===== RECORDED INFORMATION

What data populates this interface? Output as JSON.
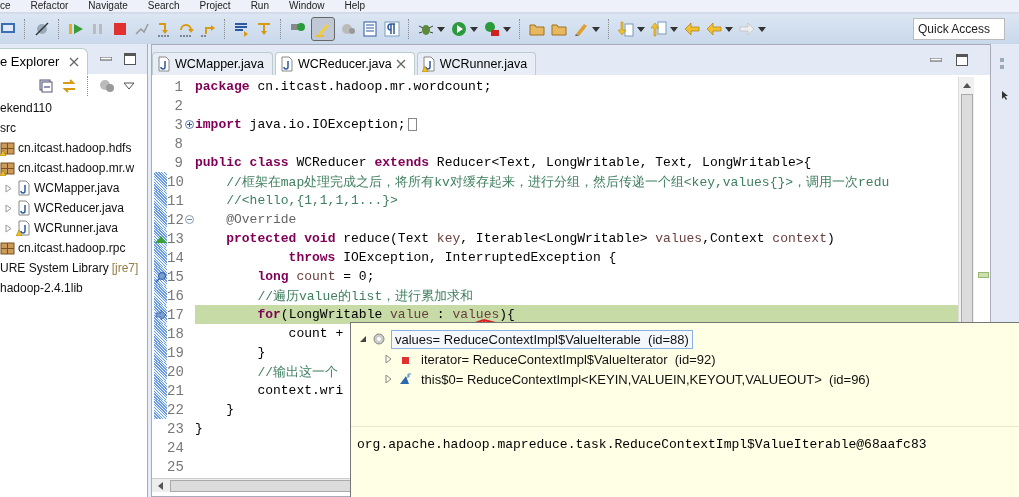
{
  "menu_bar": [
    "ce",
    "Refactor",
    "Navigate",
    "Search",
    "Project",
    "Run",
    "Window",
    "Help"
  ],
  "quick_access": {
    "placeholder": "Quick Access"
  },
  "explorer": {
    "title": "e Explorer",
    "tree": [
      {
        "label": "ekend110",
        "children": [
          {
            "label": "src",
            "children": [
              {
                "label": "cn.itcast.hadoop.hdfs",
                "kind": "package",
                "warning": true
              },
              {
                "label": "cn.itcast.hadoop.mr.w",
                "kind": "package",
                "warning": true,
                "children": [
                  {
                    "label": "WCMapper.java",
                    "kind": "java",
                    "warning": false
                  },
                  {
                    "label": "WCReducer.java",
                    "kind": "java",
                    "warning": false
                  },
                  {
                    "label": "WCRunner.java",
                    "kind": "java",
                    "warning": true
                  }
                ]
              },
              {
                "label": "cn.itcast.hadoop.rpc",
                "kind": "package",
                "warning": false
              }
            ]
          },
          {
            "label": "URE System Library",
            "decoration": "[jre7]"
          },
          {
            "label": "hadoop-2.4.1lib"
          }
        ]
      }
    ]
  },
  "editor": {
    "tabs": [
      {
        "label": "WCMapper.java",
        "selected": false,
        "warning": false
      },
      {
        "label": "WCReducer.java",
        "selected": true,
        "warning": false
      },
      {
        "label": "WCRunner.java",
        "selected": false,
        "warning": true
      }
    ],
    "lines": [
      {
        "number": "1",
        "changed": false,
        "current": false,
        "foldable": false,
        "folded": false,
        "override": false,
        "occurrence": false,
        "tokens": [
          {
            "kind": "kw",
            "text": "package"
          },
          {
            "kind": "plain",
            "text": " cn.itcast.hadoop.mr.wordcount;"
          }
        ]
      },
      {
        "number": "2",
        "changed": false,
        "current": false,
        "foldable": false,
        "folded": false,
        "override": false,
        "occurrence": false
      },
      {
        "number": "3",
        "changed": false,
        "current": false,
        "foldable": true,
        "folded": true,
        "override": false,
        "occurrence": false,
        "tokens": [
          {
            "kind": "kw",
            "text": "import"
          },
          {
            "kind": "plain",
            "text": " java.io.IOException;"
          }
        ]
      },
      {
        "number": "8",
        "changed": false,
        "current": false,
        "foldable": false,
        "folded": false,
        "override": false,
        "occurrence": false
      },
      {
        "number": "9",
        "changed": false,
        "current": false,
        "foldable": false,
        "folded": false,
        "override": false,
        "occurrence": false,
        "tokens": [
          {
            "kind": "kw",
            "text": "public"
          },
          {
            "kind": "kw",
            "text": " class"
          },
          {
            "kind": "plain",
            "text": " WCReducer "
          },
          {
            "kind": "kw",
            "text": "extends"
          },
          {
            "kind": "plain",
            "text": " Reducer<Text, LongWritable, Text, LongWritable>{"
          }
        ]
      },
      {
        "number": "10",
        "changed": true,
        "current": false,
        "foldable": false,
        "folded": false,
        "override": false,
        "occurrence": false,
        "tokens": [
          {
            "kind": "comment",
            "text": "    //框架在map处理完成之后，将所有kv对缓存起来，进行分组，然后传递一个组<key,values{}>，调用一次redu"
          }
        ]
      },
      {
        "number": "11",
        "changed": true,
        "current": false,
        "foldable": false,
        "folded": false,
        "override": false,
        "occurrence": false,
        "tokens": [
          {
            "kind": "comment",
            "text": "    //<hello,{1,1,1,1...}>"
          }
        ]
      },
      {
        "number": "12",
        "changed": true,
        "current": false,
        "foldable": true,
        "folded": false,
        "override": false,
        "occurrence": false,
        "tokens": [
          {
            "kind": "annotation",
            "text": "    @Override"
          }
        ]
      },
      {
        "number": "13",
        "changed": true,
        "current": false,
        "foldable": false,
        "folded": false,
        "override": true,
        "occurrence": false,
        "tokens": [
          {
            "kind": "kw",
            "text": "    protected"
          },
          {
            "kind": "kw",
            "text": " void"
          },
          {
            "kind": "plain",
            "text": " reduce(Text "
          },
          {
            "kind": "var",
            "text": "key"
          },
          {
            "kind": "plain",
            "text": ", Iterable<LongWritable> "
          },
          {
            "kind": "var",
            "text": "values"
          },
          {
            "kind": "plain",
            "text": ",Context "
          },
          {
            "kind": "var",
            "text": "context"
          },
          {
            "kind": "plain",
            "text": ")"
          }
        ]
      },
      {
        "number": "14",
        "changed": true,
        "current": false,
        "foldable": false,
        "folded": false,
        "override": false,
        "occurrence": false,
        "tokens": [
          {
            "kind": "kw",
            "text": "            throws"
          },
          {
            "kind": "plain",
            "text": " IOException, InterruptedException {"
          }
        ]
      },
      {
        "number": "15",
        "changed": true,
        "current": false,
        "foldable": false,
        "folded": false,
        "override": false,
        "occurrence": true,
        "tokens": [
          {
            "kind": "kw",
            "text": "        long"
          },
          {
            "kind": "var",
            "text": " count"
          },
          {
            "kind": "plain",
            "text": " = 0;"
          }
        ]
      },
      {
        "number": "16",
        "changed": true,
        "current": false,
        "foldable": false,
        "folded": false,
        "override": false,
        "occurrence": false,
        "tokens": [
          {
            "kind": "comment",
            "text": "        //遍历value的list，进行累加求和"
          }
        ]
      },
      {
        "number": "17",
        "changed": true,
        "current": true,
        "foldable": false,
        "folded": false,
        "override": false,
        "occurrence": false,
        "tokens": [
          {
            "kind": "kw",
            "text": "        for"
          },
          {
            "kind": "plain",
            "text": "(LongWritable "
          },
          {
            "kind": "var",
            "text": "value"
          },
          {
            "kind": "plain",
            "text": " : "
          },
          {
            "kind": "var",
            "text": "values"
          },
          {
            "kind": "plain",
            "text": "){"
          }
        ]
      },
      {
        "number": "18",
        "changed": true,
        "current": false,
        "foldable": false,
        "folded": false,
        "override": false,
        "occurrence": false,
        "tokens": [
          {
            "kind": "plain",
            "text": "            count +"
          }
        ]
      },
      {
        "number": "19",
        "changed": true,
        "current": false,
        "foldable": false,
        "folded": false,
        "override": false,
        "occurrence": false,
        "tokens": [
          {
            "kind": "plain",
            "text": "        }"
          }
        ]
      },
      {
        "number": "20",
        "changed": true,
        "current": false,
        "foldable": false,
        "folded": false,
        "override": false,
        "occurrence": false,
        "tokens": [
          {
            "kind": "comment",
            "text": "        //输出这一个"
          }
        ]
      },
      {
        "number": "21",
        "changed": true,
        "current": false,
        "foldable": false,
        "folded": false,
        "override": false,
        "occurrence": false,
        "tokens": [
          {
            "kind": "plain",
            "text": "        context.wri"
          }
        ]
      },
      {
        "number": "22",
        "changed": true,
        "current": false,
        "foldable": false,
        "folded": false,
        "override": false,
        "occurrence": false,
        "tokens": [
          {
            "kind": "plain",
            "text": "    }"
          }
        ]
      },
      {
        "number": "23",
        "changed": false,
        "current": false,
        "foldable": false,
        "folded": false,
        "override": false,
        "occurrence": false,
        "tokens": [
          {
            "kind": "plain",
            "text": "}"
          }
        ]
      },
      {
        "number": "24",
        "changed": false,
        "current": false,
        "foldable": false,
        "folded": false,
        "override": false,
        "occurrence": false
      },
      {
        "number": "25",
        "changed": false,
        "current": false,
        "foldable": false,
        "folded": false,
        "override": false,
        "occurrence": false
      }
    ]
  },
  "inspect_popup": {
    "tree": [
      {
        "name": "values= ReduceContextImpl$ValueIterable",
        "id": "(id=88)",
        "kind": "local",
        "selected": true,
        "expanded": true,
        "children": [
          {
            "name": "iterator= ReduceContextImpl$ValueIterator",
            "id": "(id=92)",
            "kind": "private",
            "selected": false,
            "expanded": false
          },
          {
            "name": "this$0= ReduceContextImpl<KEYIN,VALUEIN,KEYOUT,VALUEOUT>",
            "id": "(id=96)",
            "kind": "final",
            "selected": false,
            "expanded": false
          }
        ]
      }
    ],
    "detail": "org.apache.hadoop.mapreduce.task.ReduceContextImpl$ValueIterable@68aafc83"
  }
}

==========
===== RECORDED INFORMATION

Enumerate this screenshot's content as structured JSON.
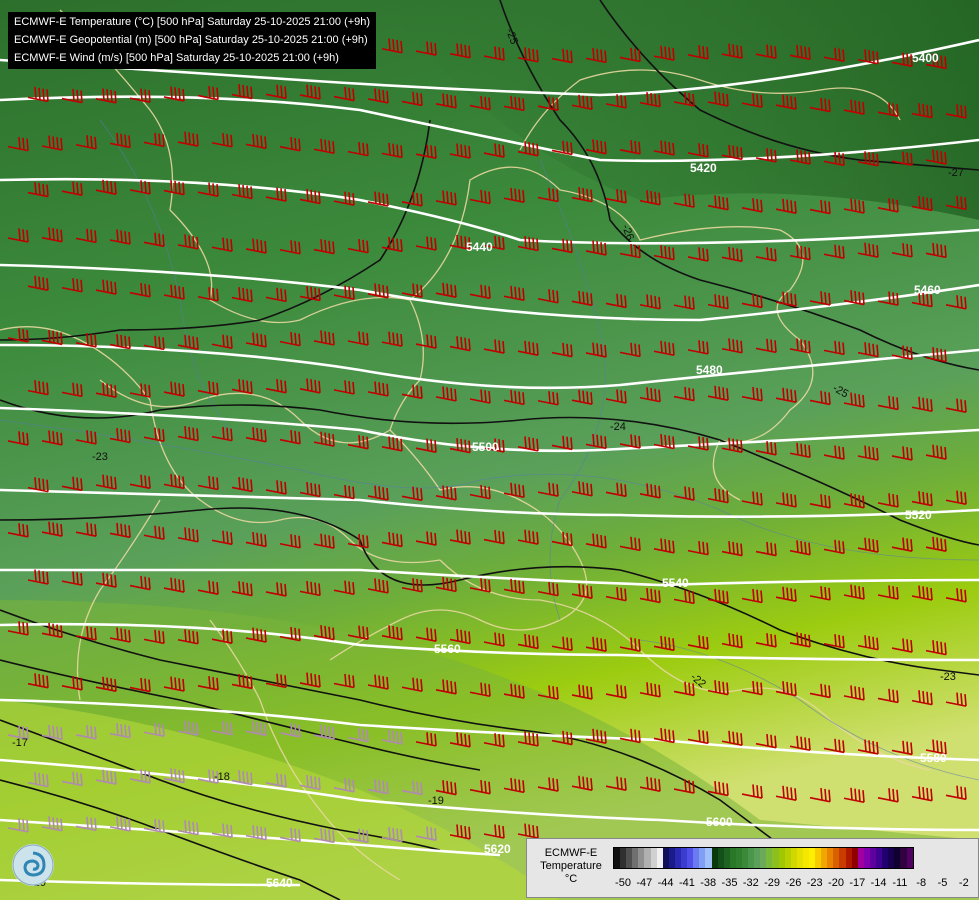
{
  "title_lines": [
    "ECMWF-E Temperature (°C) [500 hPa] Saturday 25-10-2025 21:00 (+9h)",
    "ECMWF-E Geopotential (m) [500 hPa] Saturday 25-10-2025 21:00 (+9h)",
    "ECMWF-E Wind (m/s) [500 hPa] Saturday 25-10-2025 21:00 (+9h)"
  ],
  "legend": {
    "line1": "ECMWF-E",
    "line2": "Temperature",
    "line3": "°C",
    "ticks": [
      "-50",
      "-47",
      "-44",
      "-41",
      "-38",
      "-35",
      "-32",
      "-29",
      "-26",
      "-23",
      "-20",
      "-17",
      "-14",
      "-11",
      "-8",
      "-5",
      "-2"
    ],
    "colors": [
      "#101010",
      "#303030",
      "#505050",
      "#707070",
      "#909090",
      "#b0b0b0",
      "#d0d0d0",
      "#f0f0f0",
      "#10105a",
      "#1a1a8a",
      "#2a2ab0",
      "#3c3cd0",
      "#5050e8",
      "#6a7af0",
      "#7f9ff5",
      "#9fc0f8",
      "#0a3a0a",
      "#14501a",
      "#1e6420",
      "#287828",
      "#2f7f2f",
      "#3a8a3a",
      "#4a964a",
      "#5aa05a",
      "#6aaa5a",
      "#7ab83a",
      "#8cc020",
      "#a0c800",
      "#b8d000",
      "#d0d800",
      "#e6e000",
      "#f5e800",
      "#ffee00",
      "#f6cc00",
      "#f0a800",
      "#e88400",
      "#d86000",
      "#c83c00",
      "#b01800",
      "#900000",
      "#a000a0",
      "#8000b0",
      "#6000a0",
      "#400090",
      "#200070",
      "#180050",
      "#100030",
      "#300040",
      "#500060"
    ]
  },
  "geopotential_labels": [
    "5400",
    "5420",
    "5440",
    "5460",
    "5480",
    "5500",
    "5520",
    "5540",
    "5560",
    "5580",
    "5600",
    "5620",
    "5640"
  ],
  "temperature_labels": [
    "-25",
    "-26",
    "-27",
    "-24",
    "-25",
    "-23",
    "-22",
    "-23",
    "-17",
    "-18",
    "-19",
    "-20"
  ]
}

==========

TASK STATEMENT
Copy each line of the entries that includes the word "Saturday".

FINISHED ANSWER
    "ECMWF-E Temperature (°C) [500 hPa] Saturday 25-10-2025 21:00 (+9h)",
    "ECMWF-E Geopotential (m) [500 hPa] Saturday 25-10-2025 21:00 (+9h)",
    "ECMWF-E Wind (m/s) [500 hPa] Saturday 25-10-2025 21:00 (+9h)"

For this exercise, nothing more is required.